- [What you need to do]
List each line in which the string "left" appears.

Figure dataset records:

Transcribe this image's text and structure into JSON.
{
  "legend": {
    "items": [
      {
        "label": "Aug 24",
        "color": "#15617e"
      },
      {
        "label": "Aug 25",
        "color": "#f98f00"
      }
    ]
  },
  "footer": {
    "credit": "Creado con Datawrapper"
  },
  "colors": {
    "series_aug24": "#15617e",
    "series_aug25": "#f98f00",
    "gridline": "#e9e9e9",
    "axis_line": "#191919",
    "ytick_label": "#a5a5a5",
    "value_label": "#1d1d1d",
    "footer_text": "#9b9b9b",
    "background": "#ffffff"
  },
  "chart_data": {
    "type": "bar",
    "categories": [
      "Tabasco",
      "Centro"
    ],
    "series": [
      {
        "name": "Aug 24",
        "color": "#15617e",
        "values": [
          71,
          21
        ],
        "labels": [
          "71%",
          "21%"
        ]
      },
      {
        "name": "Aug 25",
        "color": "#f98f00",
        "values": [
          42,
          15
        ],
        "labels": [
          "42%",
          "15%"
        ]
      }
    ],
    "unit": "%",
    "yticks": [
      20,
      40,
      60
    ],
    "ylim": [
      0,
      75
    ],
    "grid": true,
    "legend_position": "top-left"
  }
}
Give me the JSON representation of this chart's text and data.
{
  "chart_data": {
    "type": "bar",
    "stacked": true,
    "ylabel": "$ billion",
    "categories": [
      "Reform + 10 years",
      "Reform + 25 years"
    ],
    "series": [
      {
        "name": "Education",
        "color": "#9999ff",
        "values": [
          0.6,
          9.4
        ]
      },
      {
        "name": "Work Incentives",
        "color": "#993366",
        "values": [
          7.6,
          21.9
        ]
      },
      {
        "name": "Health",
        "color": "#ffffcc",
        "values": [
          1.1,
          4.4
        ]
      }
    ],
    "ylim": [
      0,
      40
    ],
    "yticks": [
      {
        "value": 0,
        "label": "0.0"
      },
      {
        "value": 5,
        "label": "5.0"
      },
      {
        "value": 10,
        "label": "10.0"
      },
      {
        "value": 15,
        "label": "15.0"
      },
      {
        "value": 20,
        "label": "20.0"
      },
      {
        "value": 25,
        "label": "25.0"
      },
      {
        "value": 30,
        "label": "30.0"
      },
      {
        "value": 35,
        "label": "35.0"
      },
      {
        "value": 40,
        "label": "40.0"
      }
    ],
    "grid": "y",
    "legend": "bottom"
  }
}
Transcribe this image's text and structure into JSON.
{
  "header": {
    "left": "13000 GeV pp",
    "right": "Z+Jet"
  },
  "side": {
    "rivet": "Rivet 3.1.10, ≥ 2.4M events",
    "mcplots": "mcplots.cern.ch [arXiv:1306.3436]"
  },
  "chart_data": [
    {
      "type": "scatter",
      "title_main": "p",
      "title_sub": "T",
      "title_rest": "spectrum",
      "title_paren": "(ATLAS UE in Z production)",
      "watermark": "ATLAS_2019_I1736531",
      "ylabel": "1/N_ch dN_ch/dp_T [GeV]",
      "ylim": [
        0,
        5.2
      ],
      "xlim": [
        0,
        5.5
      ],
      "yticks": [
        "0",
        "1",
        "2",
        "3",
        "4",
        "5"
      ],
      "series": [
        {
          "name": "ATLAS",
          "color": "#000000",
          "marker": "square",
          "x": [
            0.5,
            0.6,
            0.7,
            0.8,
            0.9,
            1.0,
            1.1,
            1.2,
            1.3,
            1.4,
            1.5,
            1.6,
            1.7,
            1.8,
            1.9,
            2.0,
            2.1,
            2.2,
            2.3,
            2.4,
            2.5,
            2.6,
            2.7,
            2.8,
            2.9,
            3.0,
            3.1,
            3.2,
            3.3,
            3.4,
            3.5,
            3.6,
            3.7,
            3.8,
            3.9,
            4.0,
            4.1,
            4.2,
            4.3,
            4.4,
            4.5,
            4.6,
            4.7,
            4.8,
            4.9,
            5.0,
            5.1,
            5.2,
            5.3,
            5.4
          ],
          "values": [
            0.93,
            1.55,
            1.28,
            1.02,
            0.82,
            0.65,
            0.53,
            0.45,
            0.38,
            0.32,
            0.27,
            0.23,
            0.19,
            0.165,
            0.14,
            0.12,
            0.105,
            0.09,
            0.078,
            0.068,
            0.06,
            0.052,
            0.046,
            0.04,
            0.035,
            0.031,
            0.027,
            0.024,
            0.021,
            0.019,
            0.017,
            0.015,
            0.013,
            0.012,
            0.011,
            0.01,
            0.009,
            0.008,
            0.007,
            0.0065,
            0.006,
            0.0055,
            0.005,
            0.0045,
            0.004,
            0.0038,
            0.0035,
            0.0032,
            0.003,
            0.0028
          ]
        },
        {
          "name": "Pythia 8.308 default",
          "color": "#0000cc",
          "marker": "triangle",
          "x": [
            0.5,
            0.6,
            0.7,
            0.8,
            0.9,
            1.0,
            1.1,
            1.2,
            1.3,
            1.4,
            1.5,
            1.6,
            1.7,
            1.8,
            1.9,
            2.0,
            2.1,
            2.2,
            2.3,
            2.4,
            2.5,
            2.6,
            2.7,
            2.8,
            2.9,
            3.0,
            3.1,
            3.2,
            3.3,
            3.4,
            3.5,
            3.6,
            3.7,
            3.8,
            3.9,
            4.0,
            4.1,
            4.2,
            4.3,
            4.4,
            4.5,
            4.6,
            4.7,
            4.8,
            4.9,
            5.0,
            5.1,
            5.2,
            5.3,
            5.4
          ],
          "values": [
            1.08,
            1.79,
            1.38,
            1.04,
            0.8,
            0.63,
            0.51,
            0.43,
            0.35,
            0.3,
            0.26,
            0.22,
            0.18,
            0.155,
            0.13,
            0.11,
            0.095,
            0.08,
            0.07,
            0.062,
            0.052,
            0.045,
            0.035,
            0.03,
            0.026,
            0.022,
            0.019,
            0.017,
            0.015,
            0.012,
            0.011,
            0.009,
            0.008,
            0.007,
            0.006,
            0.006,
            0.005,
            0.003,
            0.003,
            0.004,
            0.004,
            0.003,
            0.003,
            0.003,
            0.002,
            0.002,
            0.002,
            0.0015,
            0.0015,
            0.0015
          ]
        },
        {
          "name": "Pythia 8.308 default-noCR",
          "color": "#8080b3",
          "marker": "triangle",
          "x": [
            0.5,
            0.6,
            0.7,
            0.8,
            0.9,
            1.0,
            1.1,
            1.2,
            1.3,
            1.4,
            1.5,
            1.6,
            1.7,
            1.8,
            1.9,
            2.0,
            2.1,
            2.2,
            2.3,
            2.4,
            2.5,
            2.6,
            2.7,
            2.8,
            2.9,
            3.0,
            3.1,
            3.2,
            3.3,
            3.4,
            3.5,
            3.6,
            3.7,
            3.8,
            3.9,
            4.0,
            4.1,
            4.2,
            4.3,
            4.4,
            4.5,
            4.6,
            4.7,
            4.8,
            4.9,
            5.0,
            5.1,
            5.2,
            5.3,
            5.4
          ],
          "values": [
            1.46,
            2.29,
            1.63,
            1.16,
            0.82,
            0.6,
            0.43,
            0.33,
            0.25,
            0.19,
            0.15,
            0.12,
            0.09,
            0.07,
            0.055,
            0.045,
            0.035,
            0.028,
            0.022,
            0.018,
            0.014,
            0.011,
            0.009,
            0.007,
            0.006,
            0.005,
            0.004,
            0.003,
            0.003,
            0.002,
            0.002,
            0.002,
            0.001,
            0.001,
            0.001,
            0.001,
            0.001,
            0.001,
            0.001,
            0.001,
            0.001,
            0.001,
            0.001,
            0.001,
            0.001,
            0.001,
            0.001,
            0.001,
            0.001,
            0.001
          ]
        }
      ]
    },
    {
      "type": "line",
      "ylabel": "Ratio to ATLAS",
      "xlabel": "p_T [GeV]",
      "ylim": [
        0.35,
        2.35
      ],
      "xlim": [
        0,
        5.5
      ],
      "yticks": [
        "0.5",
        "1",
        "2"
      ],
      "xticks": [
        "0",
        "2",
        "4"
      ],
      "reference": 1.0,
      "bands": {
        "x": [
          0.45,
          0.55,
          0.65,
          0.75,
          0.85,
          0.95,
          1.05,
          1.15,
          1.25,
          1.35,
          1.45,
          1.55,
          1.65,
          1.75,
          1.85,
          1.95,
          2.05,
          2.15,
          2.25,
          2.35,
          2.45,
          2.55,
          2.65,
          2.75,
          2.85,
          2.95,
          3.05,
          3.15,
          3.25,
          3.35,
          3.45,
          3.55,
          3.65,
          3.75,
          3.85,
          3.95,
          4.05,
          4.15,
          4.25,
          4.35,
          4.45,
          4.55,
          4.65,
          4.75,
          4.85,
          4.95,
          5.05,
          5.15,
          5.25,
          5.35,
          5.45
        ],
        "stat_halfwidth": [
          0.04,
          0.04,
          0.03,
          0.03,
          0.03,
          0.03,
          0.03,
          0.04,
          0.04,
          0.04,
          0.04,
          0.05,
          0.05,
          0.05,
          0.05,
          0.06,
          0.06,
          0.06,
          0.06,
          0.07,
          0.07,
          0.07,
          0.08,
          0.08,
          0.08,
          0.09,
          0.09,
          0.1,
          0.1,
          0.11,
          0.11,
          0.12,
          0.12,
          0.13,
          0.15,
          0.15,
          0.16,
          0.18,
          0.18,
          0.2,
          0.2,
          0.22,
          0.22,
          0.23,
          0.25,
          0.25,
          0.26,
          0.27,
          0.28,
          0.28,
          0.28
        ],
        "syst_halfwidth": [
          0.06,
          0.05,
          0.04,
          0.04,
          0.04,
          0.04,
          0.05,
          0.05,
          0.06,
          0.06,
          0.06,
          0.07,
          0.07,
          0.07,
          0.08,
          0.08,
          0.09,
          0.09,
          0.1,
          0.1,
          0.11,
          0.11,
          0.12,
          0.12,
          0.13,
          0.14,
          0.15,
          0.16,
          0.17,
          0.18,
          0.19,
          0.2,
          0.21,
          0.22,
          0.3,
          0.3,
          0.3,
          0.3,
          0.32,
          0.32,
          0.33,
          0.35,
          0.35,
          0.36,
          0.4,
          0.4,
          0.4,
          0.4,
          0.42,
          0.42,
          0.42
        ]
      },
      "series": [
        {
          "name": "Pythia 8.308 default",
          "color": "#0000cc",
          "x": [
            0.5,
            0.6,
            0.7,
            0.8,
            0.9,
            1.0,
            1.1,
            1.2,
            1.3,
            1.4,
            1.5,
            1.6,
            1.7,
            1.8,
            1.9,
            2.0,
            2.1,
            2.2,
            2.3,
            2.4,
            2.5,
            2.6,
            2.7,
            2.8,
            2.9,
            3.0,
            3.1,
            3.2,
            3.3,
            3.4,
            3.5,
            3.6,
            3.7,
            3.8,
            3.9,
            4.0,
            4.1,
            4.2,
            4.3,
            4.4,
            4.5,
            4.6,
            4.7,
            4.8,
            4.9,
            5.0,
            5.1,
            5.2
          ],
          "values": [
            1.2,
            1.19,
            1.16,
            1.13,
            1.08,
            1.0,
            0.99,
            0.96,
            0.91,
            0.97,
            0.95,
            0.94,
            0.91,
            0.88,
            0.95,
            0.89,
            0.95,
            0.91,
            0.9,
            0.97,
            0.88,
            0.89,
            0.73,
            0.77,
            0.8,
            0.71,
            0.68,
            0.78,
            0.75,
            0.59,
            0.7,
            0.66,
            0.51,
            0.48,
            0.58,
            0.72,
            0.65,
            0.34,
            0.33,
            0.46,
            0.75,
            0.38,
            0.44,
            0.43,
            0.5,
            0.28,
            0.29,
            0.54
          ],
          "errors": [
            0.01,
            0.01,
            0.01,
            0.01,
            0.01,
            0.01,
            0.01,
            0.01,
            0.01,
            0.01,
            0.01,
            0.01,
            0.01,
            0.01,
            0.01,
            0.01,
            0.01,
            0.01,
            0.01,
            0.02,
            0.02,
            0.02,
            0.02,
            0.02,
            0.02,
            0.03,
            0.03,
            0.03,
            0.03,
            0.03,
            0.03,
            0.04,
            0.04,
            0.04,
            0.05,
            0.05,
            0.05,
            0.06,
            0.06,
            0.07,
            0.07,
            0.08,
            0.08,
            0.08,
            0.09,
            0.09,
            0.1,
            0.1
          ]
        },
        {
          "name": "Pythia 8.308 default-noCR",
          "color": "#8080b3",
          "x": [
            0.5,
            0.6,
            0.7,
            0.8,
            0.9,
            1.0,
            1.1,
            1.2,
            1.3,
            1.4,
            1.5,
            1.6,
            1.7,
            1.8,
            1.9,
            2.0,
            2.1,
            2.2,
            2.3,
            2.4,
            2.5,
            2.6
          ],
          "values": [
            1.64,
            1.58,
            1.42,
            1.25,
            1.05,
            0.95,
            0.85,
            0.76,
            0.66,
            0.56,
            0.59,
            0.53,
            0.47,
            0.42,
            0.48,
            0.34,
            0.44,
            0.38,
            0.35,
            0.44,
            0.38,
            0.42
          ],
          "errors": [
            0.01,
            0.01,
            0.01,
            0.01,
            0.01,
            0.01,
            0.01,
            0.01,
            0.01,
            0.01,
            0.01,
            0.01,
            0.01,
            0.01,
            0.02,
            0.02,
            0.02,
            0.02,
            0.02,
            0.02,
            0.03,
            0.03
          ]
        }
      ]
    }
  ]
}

- [Worked answer]
    "legend_position": "top-left"
    "left": "13000 GeV pp",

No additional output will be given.